§ The request
State only the count of lines in the listing below that hold "cartaz".

■ ■ ■ ■

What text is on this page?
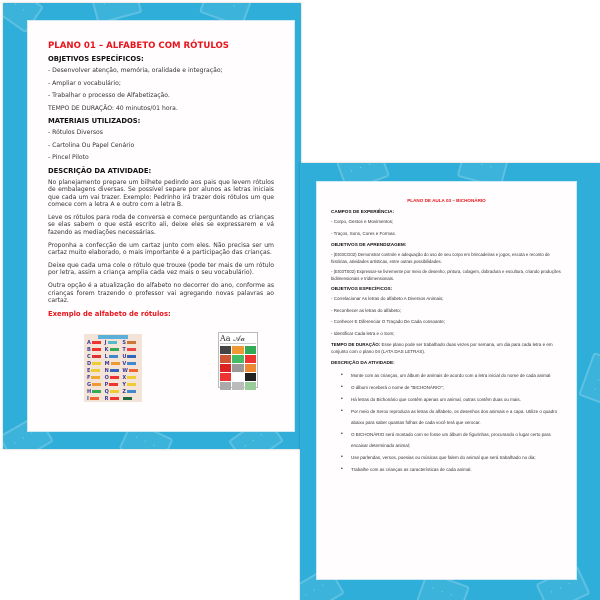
· · ·
· · ·
· · ·
· · ·
· · ·
· · ·
PLANO 01 – ALFABETO COM RÓTULOS
OBJETIVOS ESPECÍFICOS:
- Desenvolver atenção, memória, oralidade e integração;
- Ampliar o vocabulário;
- Trabalhar o processo de Alfabetização.
TEMPO DE DURAÇÃO: 40 minutos/01 hora.
MATERIAIS UTILIZADOS:
- Rótulos Diversos
- Cartolina Ou Papel Cenário
- Pincel Piloto
DESCRIÇÃO DA ATIVIDADE:
No planejamento prepare um bilhete pedindo aos pais que levem rótulos de embalagens diversas. Se possível separe por alunos as letras iniciais que cada um vai trazer. Exemplo: Pedrinho irá trazer dois rótulos um que comece com a letra A e outro com a letra B.
Leve os rótulos para roda de conversa e comece perguntando as crianças se elas sabem o que está escrito ali, deixe eles se expressarem e vá fazendo as mediações necessárias.
Proponha a confecção de um cartaz junto com eles. Não precisa ser um cartaz muito elaborado, o mais importante é a participação das crianças.
Deixe que cada uma cole o rótulo que trouxe (pode ter mais de um rótulo por letra, assim a criança amplia cada vez mais o seu vocabulário).
Outra opção é a atualização do alfabeto no decorrer do ano, conforme as crianças forem trazendo o professor vai agregando novas palavras ao cartaz.
Exemplo de alfabeto de rótulos:
A	J	S
B	K	T
C	L	U
D	M	V
E	N	W
F	O	X
G	P	Y
H	Q	Z
I	R
Aa 𝒜𝒶
· · ·
· · ·
· · ·
· · ·
· · ·
· · ·
PLANO DE AULA 03 – BICHONÁRIO
CAMPOS DE EXPERIÊNCIA:
- Corpo, Gestos e Movimentos;
- Traços, Sons, Cores e Formas.
OBJETIVOS DE APRENDIZAGEM:
- (EI03CG02) Demonstrar controle e adequação do uso de seu corpo em brincadeiras e jogos, escuta e reconto de histórias, atividades artísticas, entre outras possibilidades.
- (EI03TS02) Expressar-se livremente por meio de desenho, pintura, colagem, dobradura e escultura, criando produções bidimensionais e tridimensionais.
OBJETIVOS ESPECÍFICOS:
- Correlacionar As letras do alfabeto A Diversos Animais;
- Reconhecer as letras do alfabeto;
- Conhecer E Diferenciar O Traçado De Cada consoante;
- Identificar Cada letra e o Som;
TEMPO DE DURAÇÃO: Esse plano pode ser trabalhado duas vezes por semana, um dia para cada letra e em conjunto com o plano 04 (LATA DAS LETRAS).
DESCRIÇÃO DA ATIVIDADE:
• Monte com as crianças, um álbum de animais de acordo com a letra inicial do nome de cada animal
• O álbum receberá o nome de "BICHONÁRIO";
• Há letras do Bichonário que contêm apenas um animal, outras contêm duas ou mais.
• Por meio de Xerox reproduza as letras do alfabeto, os desenhos dos animais e a capa. Utilize o quadro abaixo para saber quantas folhas de cada você terá que xerocar.
• O BICHONÁRIO será montado com se fosse um álbum de figurinhas, procurando o lugar certo para encaixar determinado animal;
• Use parlendas, versos, poesias ou músicas que falem do animal que será trabalhado no dia;
• Trabalhe com as crianças as características de cada animal.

■ ■ ■ ■

§ Reply
2